**REQUEST**
Figure out how many lines of the material below contain the word "speakers". Answer with the number only.

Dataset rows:

□ □ □ □

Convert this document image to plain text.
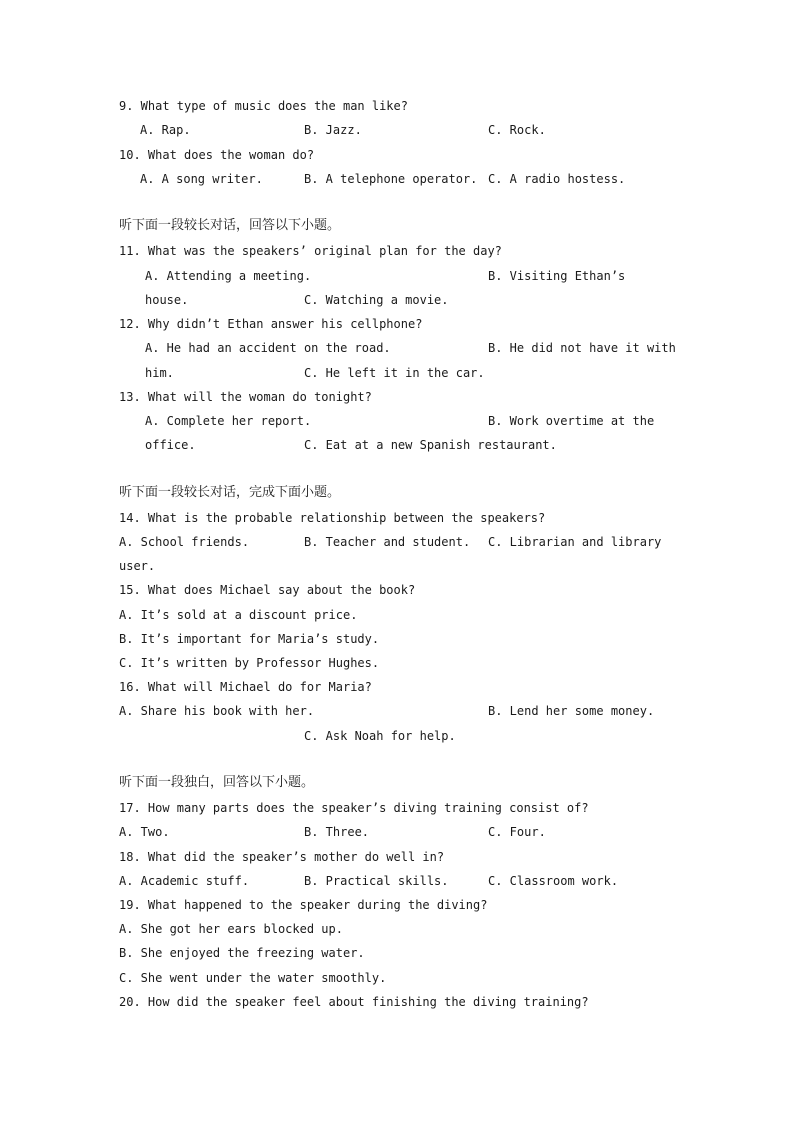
9. What type of music does the man like?
A. Rap.	B. Jazz.	C. Rock.
10. What does the woman do?
A. A song writer.	B. A telephone operator. C. A radio hostess.
听下面一段较长对话，回答以下小题。
11. What was the speakers’ original plan for the day?
A. Attending a meeting.	B. Visiting Ethan’s
house.	C. Watching a movie.
12. Why didn’t Ethan answer his cellphone?
A. He had an accident on the road.	B. He did not have it with
him.	C. He left it in the car.
13. What will the woman do tonight?
A. Complete her report.	B. Work overtime at the
office.	C. Eat at a new Spanish restaurant.
听下面一段较长对话，完成下面小题。
14. What is the probable relationship between the speakers?
A. School friends.	B. Teacher and student. C. Librarian and library
user.
15. What does Michael say about the book?
A. It’s sold at a discount price.
B. It’s important for Maria’s study.
C. It’s written by Professor Hughes.
16. What will Michael do for Maria?
A. Share his book with her.	B. Lend her some money.
C. Ask Noah for help.
听下面一段独白，回答以下小题。
17. How many parts does the speaker’s diving training consist of?
A. Two.	B. Three.	C. Four.
18. What did the speaker’s mother do well in?
A. Academic stuff.	B. Practical skills.	C. Classroom work.
19. What happened to the speaker during the diving?
A. She got her ears blocked up.
B. She enjoyed the freezing water.
C. She went under the water smoothly.
20. How did the speaker feel about finishing the diving training?
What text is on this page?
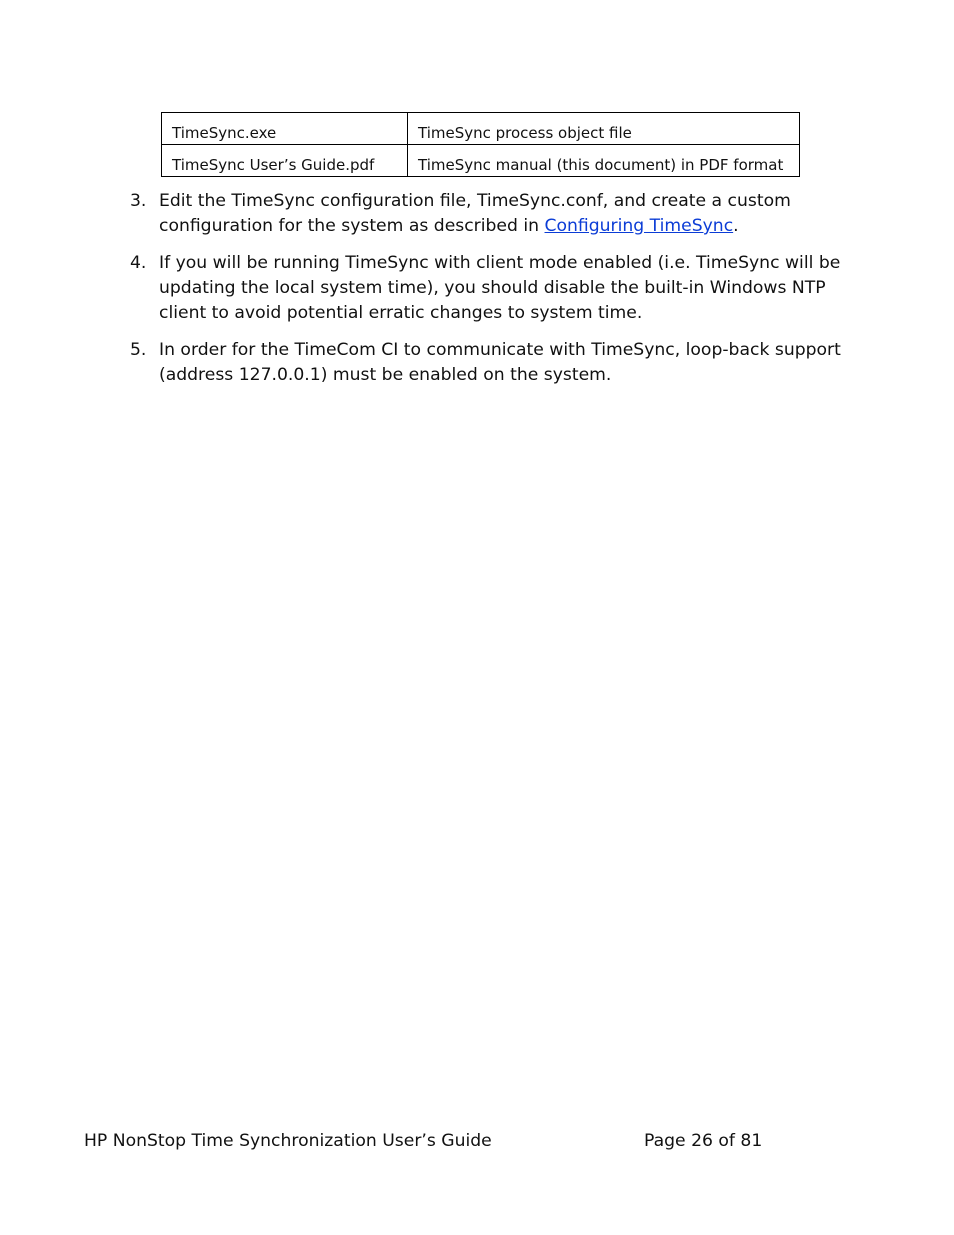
TimeSync.exe	TimeSync process object file
TimeSync User’s Guide.pdf	TimeSync manual (this document) in PDF format
3. Edit the TimeSync configuration file, TimeSync.conf, and create a custom configuration for the system as described in Configuring TimeSync.
4. If you will be running TimeSync with client mode enabled (i.e. TimeSync will be updating the local system time), you should disable the built-in Windows NTP client to avoid potential erratic changes to system time.
5. In order for the TimeCom CI to communicate with TimeSync, loop-back support (address 127.0.0.1) must be enabled on the system.
HP NonStop Time Synchronization User’s Guide	Page 26 of 81
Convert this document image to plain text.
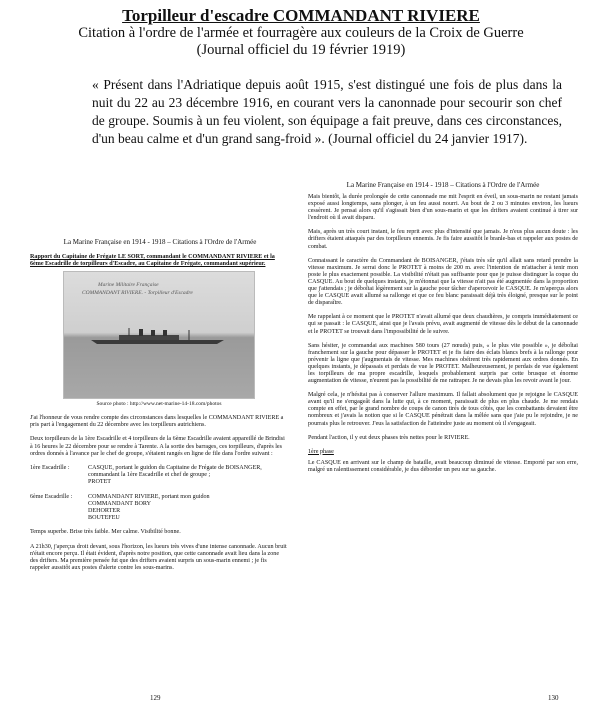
Torpilleur d'escadre COMMANDANT RIVIERE

Citation à l'ordre de l'armée et fourragère aux couleurs de la Croix de Guerre

(Journal officiel du 19 février 1919)

« Présent dans l'Adriatique depuis août 1915, s'est distingué une fois de plus dans la nuit du 22 au 23 décembre 1916, en courant vers la canonnade pour secourir son chef de groupe. Soumis à un feu violent, son équipage a fait preuve, dans ces circonstances, d'un beau calme et d'un grand sang-froid ». (Journal officiel du 24 janvier 1917).
La Marine Française en 1914 - 1918 – Citations à l'Ordre de l'Armée

Rapport du Capitaine de Frégate LE SORT, commandant le COMMANDANT RIVIERE et la 6ème Escadrille de torpilleurs d'Escadre, au Capitaine de Frégate, commandant supérieur.

Marine Militaire Française
COMMANDANT RIVIERE. - Torpilleur d'Escadre
Source photo : http://www.net-marine-14-18.com/photos

J'ai l'honneur de vous rendre compte des circonstances dans lesquelles le COMMANDANT RIVIERE a pris part à l'engagement du 22 décembre avec les torpilleurs autrichiens.

Deux torpilleurs de la 1ère Escadrille et 4 torpilleurs de la 6ème Escadrille avaient appareillé de Brindisi à 16 heures le 22 décembre pour se rendre à Tarente. A la sortie des barrages, ces torpilleurs, d'après les ordres donnés à l'avance par le chef de groupe, s'étaient rangés en ligne de file dans l'ordre suivant :

1ère Escadrille :	CASQUE, portant le guidon du Capitaine de Frégate de BOISANGER, commandant la 1ère Escadrille et chef de groupe ;
PROTET
6ème Escadrille :	COMMANDANT RIVIERE, portant mon guidon
COMMANDANT BORY
DEHORTER
BOUTEFEU

Temps superbe. Brise très faible. Mer calme. Visibilité bonne.

A 21h30, j'aperçus droit devant, sous l'horizon, les lueurs très vives d'une intense canonnade. Aucun bruit n'était encore perçu. Il était évident, d'après notre position, que cette canonnade avait lieu dans la zone des drifters. Ma première pensée fut que des drifters avaient surpris un sous-marin ennemi ; je fis rappeler aussitôt aux postes d'alerte contre les sous-marins.

La Marine Française en 1914 - 1918 – Citations à l'Ordre de l'Armée

Mais bientôt, la durée prolongée de cette canonnade me mit l'esprit en éveil, un sous-marin ne restant jamais exposé aussi longtemps, sans plonger, à un feu aussi nourri. Au bout de 2 ou 3 minutes environ, les lueurs cessèrent. Je pensai alors qu'il s'agissait bien d'un sous-marin et que les drifters avaient continué à tirer sur l'endroit où il avait disparu.

Mais, après un très court instant, le feu reprit avec plus d'intensité que jamais. Je n'eus plus aucun doute : les drifters étaient attaqués par des torpilleurs ennemis. Je fis faire aussitôt le branle-bas et rappeler aux postes de combat.

Connaissant le caractère du Commandant de BOISANGER, j'étais très sûr qu'il allait sans retard prendre la vitesse maximum. Je serrai donc le PROTET à moins de 200 m. avec l'intention de m'attacher à tenir mon poste le plus exactement possible. La visibilité n'était pas suffisante pour que je puisse distinguer la coque du CASQUE. Au bout de quelques instants, je m'étonnai que la vitesse n'ait pas été augmentée dans la proportion que j'attendais ; je déboîtai légèrement sur la gauche pour tâcher d'apercevoir le CASQUE. Je m'aperçus alors que le CASQUE avait allumé sa rallonge et que ce feu blanc paraissait déjà très éloigné, presque sur le point de disparaître.

Me rappelant à ce moment que le PROTET n'avait allumé que deux chaudières, je compris immédiatement ce qui se passait : le CASQUE, ainsi que je l'avais prévu, avait augmenté de vitesse dès le début de la canonnade et le PROTET se trouvait dans l'impossibilité de le suivre.

Sans hésiter, je commandai aux machines 580 tours (27 nœuds) puis, « le plus vite possible », je déboîtai franchement sur la gauche pour dépasser le PROTET et je fis faire des éclats blancs brefs à la rallonge pour prévenir la ligne que j'augmentais de vitesse. Mes machines obéirent très rapidement aux ordres donnés. En quelques instants, je dépassais et perdais de vue le PROTET. Malheureusement, je perdais de vue également les torpilleurs de ma propre escadrille, lesquels probablement surpris par cette brusque et énorme augmentation de vitesse, n'eurent pas la possibilité de me rattraper. Je ne devais plus les revoir avant le jour.

Malgré cela, je n'hésitai pas à conserver l'allure maximum. Il fallait absolument que je rejoigne le CASQUE avant qu'il ne s'engageât dans la lutte qui, à ce moment, paraissait de plus en plus chaude. Je me rendais compte en effet, par le grand nombre de coups de canon tirés de tous côtés, que les combattants devaient être nombreux et j'avais la notion que si le CASQUE pénétrait dans la mêlée sans que j'aie pu le rejoindre, je ne pourrais plus le retrouver. J'eus la satisfaction de l'atteindre juste au moment où il s'engageait.

Pendant l'action, il y eut deux phases très nettes pour le RIVIERE.

1ère phase

Le CASQUE en arrivant sur le champ de bataille, avait beaucoup diminué de vitesse. Emporté par son erre, malgré un ralentissement considérable, je dus déborder un peu sur sa gauche.

129	130
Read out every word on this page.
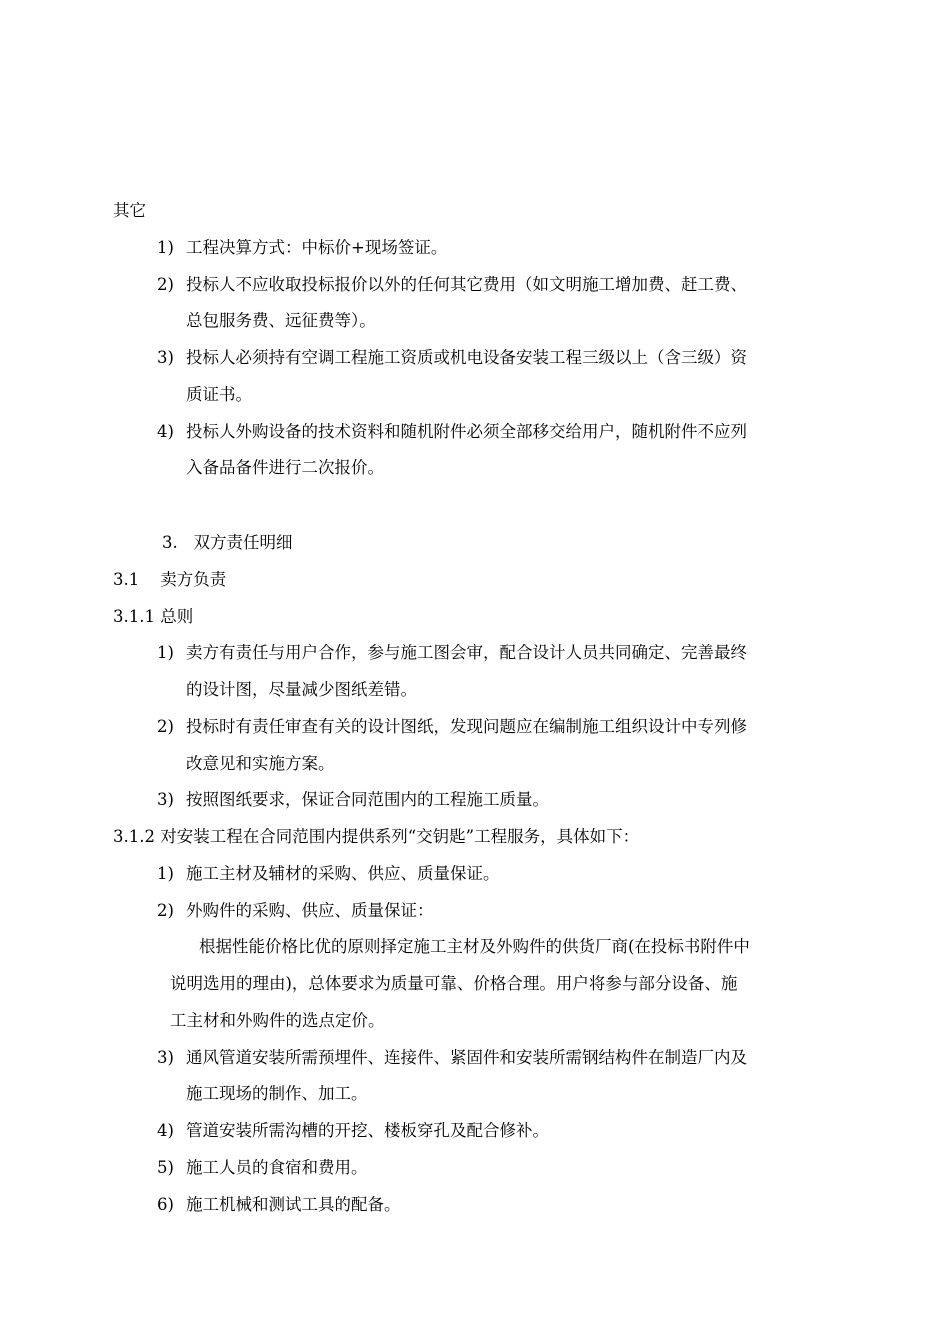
其它
1) 工程决算方式：中标价+现场签证。
2) 投标人不应收取投标报价以外的任何其它费用（如文明施工增加费、赶工费、
总包服务费、远征费等）。
3) 投标人必须持有空调工程施工资质或机电设备安装工程三级以上（含三级）资
质证书。
4) 投标人外购设备的技术资料和随机附件必须全部移交给用户，随机附件不应列
入备品备件进行二次报价。
3.   双方责任明细
3.1    卖方负责
3.1.1 总则
1) 卖方有责任与用户合作，参与施工图会审，配合设计人员共同确定、完善最终
的设计图，尽量减少图纸差错。
2) 投标时有责任审查有关的设计图纸，发现问题应在编制施工组织设计中专列修
改意见和实施方案。
3) 按照图纸要求，保证合同范围内的工程施工质量。
3.1.2 对安装工程在合同范围内提供系列“交钥匙”工程服务，具体如下：
1) 施工主材及辅材的采购、供应、质量保证。
2) 外购件的采购、供应、质量保证：
根据性能价格比优的原则择定施工主材及外购件的供货厂商(在投标书附件中
说明选用的理由)，总体要求为质量可靠、价格合理。用户将参与部分设备、施
工主材和外购件的选点定价。
3) 通风管道安装所需预埋件、连接件、紧固件和安装所需钢结构件在制造厂内及
施工现场的制作、加工。
4) 管道安装所需沟槽的开挖、楼板穿孔及配合修补。
5) 施工人员的食宿和费用。
6) 施工机械和测试工具的配备。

□ □ □ □

**THE RESPONSE**
2